Reproduce all records exactly.

Records from a collection of figures:
============
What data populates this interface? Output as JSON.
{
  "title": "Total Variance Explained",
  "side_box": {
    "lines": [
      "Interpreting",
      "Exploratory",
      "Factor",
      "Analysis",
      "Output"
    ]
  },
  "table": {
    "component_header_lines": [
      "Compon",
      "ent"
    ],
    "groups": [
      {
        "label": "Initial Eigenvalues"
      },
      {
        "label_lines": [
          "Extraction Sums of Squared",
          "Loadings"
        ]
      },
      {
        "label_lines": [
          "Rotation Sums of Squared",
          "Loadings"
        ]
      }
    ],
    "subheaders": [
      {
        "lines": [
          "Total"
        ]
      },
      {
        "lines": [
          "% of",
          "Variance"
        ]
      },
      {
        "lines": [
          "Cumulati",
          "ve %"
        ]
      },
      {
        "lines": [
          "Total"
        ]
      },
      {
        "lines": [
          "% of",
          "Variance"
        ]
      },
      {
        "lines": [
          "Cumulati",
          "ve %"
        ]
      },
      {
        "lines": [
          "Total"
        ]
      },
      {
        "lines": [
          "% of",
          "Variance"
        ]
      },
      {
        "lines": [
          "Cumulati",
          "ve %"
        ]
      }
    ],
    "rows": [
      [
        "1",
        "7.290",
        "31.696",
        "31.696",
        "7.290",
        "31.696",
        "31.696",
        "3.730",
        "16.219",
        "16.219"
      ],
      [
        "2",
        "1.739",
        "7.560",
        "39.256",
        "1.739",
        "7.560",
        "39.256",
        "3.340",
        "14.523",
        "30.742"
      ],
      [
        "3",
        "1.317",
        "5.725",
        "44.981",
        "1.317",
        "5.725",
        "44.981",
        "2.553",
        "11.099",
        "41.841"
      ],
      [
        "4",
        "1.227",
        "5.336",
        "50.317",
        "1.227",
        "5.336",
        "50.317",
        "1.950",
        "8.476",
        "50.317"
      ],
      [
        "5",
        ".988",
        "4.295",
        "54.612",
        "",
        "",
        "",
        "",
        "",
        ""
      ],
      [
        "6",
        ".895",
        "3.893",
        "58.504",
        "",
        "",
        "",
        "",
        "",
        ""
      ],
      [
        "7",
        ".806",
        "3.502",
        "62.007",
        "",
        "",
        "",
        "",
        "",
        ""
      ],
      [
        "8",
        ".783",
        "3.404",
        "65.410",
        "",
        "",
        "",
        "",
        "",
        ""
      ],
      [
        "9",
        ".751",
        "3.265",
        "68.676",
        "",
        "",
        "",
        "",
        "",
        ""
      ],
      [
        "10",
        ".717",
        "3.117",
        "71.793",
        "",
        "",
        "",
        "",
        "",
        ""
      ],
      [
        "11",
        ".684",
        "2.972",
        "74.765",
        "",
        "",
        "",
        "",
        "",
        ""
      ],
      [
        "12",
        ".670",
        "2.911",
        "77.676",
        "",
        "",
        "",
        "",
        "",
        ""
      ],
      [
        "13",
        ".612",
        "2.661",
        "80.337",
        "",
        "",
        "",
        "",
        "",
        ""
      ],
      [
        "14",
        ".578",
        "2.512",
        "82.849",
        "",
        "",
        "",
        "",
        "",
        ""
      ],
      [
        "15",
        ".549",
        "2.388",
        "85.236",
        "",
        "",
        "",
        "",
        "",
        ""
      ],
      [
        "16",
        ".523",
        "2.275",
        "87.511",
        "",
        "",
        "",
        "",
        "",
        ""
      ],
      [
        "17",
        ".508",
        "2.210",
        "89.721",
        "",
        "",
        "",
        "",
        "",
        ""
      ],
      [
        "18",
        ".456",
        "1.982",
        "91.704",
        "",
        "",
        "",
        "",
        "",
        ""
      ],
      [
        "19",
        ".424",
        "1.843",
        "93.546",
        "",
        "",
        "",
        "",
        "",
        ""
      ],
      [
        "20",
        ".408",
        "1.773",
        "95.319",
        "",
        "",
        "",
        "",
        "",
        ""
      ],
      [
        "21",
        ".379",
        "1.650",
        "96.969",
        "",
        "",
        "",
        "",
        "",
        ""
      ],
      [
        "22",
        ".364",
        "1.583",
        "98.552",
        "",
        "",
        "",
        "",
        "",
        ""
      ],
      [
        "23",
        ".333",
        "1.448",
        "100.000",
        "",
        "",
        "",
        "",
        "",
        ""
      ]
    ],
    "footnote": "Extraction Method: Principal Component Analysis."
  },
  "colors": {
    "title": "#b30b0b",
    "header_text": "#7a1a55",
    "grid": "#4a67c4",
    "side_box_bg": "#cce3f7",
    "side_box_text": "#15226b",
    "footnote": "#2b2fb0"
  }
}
============
* **TASK ANSWER**
What data populates this interface? Output as JSON.
{
  "title": "Total Variance Explained",
  "side_box": {
    "lines": [
      "Interpreting",
      "Exploratory",
      "Factor",
      "Analysis",
      "Output"
    ]
  },
  "table": {
    "component_header_lines": [
      "Compon",
      "ent"
    ],
    "groups": [
      {
        "label": "Initial Eigenvalues"
      },
      {
        "label_lines": [
          "Extraction Sums of Squared",
          "Loadings"
        ]
      },
      {
        "label_lines": [
          "Rotation Sums of Squared",
          "Loadings"
        ]
      }
    ],
    "subheaders": [
      {
        "lines": [
          "Total"
        ]
      },
      {
        "lines": [
          "% of",
          "Variance"
        ]
      },
      {
        "lines": [
          "Cumulati",
          "ve %"
        ]
      },
      {
        "lines": [
          "Total"
        ]
      },
      {
        "lines": [
          "% of",
          "Variance"
        ]
      },
      {
        "lines": [
          "Cumulati",
          "ve %"
        ]
      },
      {
        "lines": [
          "Total"
        ]
      },
      {
        "lines": [
          "% of",
          "Variance"
        ]
      },
      {
        "lines": [
          "Cumulati",
          "ve %"
        ]
      }
    ],
    "rows": [
      [
        "1",
        "7.290",
        "31.696",
        "31.696",
        "7.290",
        "31.696",
        "31.696",
        "3.730",
        "16.219",
        "16.219"
      ],
      [
        "2",
        "1.739",
        "7.560",
        "39.256",
        "1.739",
        "7.560",
        "39.256",
        "3.340",
        "14.523",
        "30.742"
      ],
      [
        "3",
        "1.317",
        "5.725",
        "44.981",
        "1.317",
        "5.725",
        "44.981",
        "2.553",
        "11.099",
        "41.841"
      ],
      [
        "4",
        "1.227",
        "5.336",
        "50.317",
        "1.227",
        "5.336",
        "50.317",
        "1.950",
        "8.476",
        "50.317"
      ],
      [
        "5",
        ".988",
        "4.295",
        "54.612",
        "",
        "",
        "",
        "",
        "",
        ""
      ],
      [
        "6",
        ".895",
        "3.893",
        "58.504",
        "",
        "",
        "",
        "",
        "",
        ""
      ],
      [
        "7",
        ".806",
        "3.502",
        "62.007",
        "",
        "",
        "",
        "",
        "",
        ""
      ],
      [
        "8",
        ".783",
        "3.404",
        "65.410",
        "",
        "",
        "",
        "",
        "",
        ""
      ],
      [
        "9",
        ".751",
        "3.265",
        "68.676",
        "",
        "",
        "",
        "",
        "",
        ""
      ],
      [
        "10",
        ".717",
        "3.117",
        "71.793",
        "",
        "",
        "",
        "",
        "",
        ""
      ],
      [
        "11",
        ".684",
        "2.972",
        "74.765",
        "",
        "",
        "",
        "",
        "",
        ""
      ],
      [
        "12",
        ".670",
        "2.911",
        "77.676",
        "",
        "",
        "",
        "",
        "",
        ""
      ],
      [
        "13",
        ".612",
        "2.661",
        "80.337",
        "",
        "",
        "",
        "",
        "",
        ""
      ],
      [
        "14",
        ".578",
        "2.512",
        "82.849",
        "",
        "",
        "",
        "",
        "",
        ""
      ],
      [
        "15",
        ".549",
        "2.388",
        "85.236",
        "",
        "",
        "",
        "",
        "",
        ""
      ],
      [
        "16",
        ".523",
        "2.275",
        "87.511",
        "",
        "",
        "",
        "",
        "",
        ""
      ],
      [
        "17",
        ".508",
        "2.210",
        "89.721",
        "",
        "",
        "",
        "",
        "",
        ""
      ],
      [
        "18",
        ".456",
        "1.982",
        "91.704",
        "",
        "",
        "",
        "",
        "",
        ""
      ],
      [
        "19",
        ".424",
        "1.843",
        "93.546",
        "",
        "",
        "",
        "",
        "",
        ""
      ],
      [
        "20",
        ".408",
        "1.773",
        "95.319",
        "",
        "",
        "",
        "",
        "",
        ""
      ],
      [
        "21",
        ".379",
        "1.650",
        "96.969",
        "",
        "",
        "",
        "",
        "",
        ""
      ],
      [
        "22",
        ".364",
        "1.583",
        "98.552",
        "",
        "",
        "",
        "",
        "",
        ""
      ],
      [
        "23",
        ".333",
        "1.448",
        "100.000",
        "",
        "",
        "",
        "",
        "",
        ""
      ]
    ],
    "footnote": "Extraction Method: Principal Component Analysis."
  },
  "colors": {
    "title": "#b30b0b",
    "header_text": "#7a1a55",
    "grid": "#4a67c4",
    "side_box_bg": "#cce3f7",
    "side_box_text": "#15226b",
    "footnote": "#2b2fb0"
  }
}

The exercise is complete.